** START Source material **

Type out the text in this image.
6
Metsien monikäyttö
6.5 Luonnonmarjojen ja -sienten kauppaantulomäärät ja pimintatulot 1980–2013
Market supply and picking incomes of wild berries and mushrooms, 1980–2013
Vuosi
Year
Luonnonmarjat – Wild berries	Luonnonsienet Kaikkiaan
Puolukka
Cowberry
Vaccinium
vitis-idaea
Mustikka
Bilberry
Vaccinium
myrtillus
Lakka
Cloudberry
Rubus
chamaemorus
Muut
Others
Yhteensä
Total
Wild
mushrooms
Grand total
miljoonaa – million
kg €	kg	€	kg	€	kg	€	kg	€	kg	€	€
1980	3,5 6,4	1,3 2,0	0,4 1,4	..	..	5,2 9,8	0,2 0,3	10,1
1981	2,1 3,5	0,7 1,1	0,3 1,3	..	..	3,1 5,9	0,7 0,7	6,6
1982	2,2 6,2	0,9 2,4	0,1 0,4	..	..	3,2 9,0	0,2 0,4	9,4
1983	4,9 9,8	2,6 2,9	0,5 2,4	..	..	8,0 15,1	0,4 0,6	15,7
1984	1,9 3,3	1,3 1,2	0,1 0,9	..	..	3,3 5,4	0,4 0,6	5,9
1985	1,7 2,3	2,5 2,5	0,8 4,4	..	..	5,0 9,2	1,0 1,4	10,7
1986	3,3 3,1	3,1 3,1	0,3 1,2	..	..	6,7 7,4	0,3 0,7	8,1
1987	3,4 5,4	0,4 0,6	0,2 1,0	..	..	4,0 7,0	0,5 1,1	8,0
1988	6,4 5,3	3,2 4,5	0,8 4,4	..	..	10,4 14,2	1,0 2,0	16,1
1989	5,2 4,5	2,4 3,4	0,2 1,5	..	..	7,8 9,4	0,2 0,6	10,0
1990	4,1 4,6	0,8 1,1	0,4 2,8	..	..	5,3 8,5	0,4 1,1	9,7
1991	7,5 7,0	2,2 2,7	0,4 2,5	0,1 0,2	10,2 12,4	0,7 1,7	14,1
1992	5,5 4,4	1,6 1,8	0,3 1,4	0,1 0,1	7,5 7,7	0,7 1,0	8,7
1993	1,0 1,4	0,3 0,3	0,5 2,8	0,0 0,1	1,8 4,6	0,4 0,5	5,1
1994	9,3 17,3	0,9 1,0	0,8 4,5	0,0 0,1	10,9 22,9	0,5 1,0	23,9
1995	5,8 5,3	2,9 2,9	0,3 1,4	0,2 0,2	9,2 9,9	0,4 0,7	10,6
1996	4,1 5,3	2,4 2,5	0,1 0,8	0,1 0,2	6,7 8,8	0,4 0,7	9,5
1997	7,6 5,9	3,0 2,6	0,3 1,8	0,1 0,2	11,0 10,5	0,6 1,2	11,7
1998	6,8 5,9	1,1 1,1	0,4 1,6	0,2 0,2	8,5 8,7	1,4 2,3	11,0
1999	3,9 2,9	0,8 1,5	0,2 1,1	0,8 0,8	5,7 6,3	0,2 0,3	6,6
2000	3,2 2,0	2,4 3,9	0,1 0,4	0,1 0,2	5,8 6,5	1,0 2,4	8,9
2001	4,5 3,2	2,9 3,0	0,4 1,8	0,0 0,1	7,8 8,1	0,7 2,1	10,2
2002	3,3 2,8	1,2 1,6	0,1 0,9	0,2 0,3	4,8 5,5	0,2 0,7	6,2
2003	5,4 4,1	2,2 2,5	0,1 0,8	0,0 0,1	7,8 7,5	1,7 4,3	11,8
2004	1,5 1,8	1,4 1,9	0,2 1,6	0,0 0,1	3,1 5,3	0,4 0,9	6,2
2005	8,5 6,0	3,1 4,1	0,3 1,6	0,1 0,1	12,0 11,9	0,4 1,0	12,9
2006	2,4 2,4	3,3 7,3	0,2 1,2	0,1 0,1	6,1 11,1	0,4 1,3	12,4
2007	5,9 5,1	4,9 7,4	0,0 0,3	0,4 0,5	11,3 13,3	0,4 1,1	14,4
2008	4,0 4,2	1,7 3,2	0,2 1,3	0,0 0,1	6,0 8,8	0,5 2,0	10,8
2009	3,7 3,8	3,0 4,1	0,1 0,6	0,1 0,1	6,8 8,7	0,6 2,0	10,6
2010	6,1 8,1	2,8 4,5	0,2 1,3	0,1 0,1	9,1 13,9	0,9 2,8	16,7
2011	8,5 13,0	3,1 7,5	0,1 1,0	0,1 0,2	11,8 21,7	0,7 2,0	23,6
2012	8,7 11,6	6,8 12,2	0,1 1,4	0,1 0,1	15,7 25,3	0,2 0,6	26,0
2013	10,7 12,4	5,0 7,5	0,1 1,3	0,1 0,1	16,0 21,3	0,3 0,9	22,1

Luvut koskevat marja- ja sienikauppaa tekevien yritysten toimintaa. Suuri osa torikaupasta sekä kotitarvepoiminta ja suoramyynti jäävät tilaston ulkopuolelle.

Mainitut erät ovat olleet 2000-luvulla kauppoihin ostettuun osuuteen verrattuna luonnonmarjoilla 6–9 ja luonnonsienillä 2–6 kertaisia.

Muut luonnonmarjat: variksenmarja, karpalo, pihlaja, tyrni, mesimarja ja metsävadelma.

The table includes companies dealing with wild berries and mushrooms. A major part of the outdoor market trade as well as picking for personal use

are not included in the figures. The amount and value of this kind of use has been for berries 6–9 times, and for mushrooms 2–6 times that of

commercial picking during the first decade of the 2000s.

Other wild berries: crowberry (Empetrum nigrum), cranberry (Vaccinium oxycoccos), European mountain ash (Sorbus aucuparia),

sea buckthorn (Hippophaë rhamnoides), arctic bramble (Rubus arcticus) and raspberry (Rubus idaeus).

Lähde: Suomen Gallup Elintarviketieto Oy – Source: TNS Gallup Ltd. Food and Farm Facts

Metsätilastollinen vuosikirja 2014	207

** END Source material **

Brief:
Return the whole listing exactly, with every line included.

Solution to the problem:
Type out the text in this image.
6
Metsien monikäyttö
6.5 Luonnonmarjojen ja -sienten kauppaantulomäärät ja pimintatulot 1980–2013
Market supply and picking incomes of wild berries and mushrooms, 1980–2013
Vuosi
Year
Luonnonmarjat – Wild berries	Luonnonsienet Kaikkiaan
Puolukka
Cowberry
Vaccinium
vitis-idaea
Mustikka
Bilberry
Vaccinium
myrtillus
Lakka
Cloudberry
Rubus
chamaemorus
Muut
Others
Yhteensä
Total
Wild
mushrooms
Grand total
miljoonaa – million
kg €	kg	€	kg	€	kg	€	kg	€	kg	€	€
1980	3,5 6,4	1,3 2,0	0,4 1,4	..	..	5,2 9,8	0,2 0,3	10,1
1981	2,1 3,5	0,7 1,1	0,3 1,3	..	..	3,1 5,9	0,7 0,7	6,6
1982	2,2 6,2	0,9 2,4	0,1 0,4	..	..	3,2 9,0	0,2 0,4	9,4
1983	4,9 9,8	2,6 2,9	0,5 2,4	..	..	8,0 15,1	0,4 0,6	15,7
1984	1,9 3,3	1,3 1,2	0,1 0,9	..	..	3,3 5,4	0,4 0,6	5,9
1985	1,7 2,3	2,5 2,5	0,8 4,4	..	..	5,0 9,2	1,0 1,4	10,7
1986	3,3 3,1	3,1 3,1	0,3 1,2	..	..	6,7 7,4	0,3 0,7	8,1
1987	3,4 5,4	0,4 0,6	0,2 1,0	..	..	4,0 7,0	0,5 1,1	8,0
1988	6,4 5,3	3,2 4,5	0,8 4,4	..	..	10,4 14,2	1,0 2,0	16,1
1989	5,2 4,5	2,4 3,4	0,2 1,5	..	..	7,8 9,4	0,2 0,6	10,0
1990	4,1 4,6	0,8 1,1	0,4 2,8	..	..	5,3 8,5	0,4 1,1	9,7
1991	7,5 7,0	2,2 2,7	0,4 2,5	0,1 0,2	10,2 12,4	0,7 1,7	14,1
1992	5,5 4,4	1,6 1,8	0,3 1,4	0,1 0,1	7,5 7,7	0,7 1,0	8,7
1993	1,0 1,4	0,3 0,3	0,5 2,8	0,0 0,1	1,8 4,6	0,4 0,5	5,1
1994	9,3 17,3	0,9 1,0	0,8 4,5	0,0 0,1	10,9 22,9	0,5 1,0	23,9
1995	5,8 5,3	2,9 2,9	0,3 1,4	0,2 0,2	9,2 9,9	0,4 0,7	10,6
1996	4,1 5,3	2,4 2,5	0,1 0,8	0,1 0,2	6,7 8,8	0,4 0,7	9,5
1997	7,6 5,9	3,0 2,6	0,3 1,8	0,1 0,2	11,0 10,5	0,6 1,2	11,7
1998	6,8 5,9	1,1 1,1	0,4 1,6	0,2 0,2	8,5 8,7	1,4 2,3	11,0
1999	3,9 2,9	0,8 1,5	0,2 1,1	0,8 0,8	5,7 6,3	0,2 0,3	6,6
2000	3,2 2,0	2,4 3,9	0,1 0,4	0,1 0,2	5,8 6,5	1,0 2,4	8,9
2001	4,5 3,2	2,9 3,0	0,4 1,8	0,0 0,1	7,8 8,1	0,7 2,1	10,2
2002	3,3 2,8	1,2 1,6	0,1 0,9	0,2 0,3	4,8 5,5	0,2 0,7	6,2
2003	5,4 4,1	2,2 2,5	0,1 0,8	0,0 0,1	7,8 7,5	1,7 4,3	11,8
2004	1,5 1,8	1,4 1,9	0,2 1,6	0,0 0,1	3,1 5,3	0,4 0,9	6,2
2005	8,5 6,0	3,1 4,1	0,3 1,6	0,1 0,1	12,0 11,9	0,4 1,0	12,9
2006	2,4 2,4	3,3 7,3	0,2 1,2	0,1 0,1	6,1 11,1	0,4 1,3	12,4
2007	5,9 5,1	4,9 7,4	0,0 0,3	0,4 0,5	11,3 13,3	0,4 1,1	14,4
2008	4,0 4,2	1,7 3,2	0,2 1,3	0,0 0,1	6,0 8,8	0,5 2,0	10,8
2009	3,7 3,8	3,0 4,1	0,1 0,6	0,1 0,1	6,8 8,7	0,6 2,0	10,6
2010	6,1 8,1	2,8 4,5	0,2 1,3	0,1 0,1	9,1 13,9	0,9 2,8	16,7
2011	8,5 13,0	3,1 7,5	0,1 1,0	0,1 0,2	11,8 21,7	0,7 2,0	23,6
2012	8,7 11,6	6,8 12,2	0,1 1,4	0,1 0,1	15,7 25,3	0,2 0,6	26,0
2013	10,7 12,4	5,0 7,5	0,1 1,3	0,1 0,1	16,0 21,3	0,3 0,9	22,1

Luvut koskevat marja- ja sienikauppaa tekevien yritysten toimintaa. Suuri osa torikaupasta sekä kotitarvepoiminta ja suoramyynti jäävät tilaston ulkopuolelle.

Mainitut erät ovat olleet 2000-luvulla kauppoihin ostettuun osuuteen verrattuna luonnonmarjoilla 6–9 ja luonnonsienillä 2–6 kertaisia.

Muut luonnonmarjat: variksenmarja, karpalo, pihlaja, tyrni, mesimarja ja metsävadelma.

The table includes companies dealing with wild berries and mushrooms. A major part of the outdoor market trade as well as picking for personal use

are not included in the figures. The amount and value of this kind of use has been for berries 6–9 times, and for mushrooms 2–6 times that of

commercial picking during the first decade of the 2000s.

Other wild berries: crowberry (Empetrum nigrum), cranberry (Vaccinium oxycoccos), European mountain ash (Sorbus aucuparia),

sea buckthorn (Hippophaë rhamnoides), arctic bramble (Rubus arcticus) and raspberry (Rubus idaeus).

Lähde: Suomen Gallup Elintarviketieto Oy – Source: TNS Gallup Ltd. Food and Farm Facts

Metsätilastollinen vuosikirja 2014	207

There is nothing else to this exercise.